BRIEF:
Go through the entries below and copy each line containing the word "full".

[Rows from a dataset]
● ● ● ●

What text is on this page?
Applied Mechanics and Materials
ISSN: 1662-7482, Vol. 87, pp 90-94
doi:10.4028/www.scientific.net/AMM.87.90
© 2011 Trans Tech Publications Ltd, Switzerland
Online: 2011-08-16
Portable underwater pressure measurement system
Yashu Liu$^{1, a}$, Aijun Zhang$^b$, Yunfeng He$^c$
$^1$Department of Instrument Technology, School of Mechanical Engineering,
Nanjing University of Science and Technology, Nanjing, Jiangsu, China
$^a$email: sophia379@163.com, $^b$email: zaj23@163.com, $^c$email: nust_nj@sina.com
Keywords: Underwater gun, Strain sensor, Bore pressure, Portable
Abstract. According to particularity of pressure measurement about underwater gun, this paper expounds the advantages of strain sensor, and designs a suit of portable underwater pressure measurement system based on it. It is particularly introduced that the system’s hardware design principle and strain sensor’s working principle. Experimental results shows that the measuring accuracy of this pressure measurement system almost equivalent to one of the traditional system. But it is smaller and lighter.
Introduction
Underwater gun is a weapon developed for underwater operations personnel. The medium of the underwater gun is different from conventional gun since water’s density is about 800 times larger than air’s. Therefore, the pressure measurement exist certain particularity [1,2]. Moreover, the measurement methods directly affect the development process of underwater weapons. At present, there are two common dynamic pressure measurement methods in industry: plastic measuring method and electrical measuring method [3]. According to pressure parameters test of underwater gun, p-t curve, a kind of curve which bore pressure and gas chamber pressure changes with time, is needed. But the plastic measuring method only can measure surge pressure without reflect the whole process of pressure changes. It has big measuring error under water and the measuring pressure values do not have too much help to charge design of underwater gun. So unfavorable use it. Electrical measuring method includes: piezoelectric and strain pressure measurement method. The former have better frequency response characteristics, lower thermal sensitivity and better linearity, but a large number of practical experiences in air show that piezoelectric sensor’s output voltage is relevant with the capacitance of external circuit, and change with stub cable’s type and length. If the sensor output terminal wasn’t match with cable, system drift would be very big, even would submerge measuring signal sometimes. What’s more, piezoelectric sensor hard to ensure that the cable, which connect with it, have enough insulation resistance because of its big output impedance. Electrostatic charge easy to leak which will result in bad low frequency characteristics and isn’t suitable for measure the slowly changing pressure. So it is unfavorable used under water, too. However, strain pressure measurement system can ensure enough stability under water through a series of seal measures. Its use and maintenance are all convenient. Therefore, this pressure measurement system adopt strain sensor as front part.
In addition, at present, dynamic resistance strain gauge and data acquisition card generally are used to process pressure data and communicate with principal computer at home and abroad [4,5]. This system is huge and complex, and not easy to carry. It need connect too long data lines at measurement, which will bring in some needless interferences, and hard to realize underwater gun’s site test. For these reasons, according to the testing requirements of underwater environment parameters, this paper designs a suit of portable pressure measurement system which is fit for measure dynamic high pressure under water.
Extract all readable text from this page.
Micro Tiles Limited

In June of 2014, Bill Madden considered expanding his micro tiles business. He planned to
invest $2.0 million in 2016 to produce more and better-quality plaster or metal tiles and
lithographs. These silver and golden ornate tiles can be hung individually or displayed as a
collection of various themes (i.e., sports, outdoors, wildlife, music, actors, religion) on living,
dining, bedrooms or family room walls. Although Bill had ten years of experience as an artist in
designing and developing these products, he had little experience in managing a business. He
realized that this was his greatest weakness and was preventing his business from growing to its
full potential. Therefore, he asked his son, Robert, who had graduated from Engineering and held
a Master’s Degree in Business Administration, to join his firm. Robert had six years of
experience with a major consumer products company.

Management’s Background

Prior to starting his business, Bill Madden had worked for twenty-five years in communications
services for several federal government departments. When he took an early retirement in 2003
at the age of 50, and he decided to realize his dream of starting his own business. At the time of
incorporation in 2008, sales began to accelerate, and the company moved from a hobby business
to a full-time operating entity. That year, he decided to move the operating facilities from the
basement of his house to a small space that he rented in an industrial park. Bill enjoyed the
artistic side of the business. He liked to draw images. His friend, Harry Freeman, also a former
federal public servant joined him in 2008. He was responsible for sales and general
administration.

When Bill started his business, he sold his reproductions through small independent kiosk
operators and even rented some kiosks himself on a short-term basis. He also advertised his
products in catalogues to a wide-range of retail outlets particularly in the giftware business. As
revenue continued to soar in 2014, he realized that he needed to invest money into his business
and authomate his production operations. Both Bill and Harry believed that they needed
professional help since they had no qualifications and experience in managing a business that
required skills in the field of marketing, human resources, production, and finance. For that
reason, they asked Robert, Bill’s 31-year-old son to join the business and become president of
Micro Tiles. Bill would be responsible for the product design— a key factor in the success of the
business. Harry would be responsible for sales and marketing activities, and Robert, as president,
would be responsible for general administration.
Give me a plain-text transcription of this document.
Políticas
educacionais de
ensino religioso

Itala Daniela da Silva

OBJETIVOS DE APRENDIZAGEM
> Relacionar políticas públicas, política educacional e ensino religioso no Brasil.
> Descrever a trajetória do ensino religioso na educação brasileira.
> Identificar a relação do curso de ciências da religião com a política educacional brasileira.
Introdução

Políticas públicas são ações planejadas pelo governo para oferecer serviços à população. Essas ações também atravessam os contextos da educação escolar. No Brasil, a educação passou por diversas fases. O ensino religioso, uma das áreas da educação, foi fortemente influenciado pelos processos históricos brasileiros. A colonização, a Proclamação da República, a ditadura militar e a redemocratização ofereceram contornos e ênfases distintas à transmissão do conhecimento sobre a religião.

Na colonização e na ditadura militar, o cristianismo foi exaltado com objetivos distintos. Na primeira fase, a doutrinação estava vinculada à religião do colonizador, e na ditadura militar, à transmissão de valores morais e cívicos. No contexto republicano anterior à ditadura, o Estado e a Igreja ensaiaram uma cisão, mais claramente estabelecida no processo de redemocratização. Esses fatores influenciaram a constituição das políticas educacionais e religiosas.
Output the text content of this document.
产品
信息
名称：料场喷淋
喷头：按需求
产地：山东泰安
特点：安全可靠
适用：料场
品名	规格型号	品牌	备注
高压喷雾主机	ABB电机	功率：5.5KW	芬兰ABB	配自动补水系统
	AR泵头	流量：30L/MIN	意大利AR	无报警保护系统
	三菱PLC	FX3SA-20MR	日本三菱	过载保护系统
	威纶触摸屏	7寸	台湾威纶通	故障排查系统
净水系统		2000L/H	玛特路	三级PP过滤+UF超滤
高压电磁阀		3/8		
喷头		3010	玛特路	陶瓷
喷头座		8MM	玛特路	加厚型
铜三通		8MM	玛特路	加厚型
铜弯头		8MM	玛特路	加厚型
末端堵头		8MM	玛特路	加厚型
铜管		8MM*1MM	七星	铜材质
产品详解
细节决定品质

● ● ● ●

CORRECT RESPONSE:
full potential. Therefore, he asked his son, Robert, who had graduated from Engineering and held
to a full-time operating entity. That year, he decided to move the operating facilities from the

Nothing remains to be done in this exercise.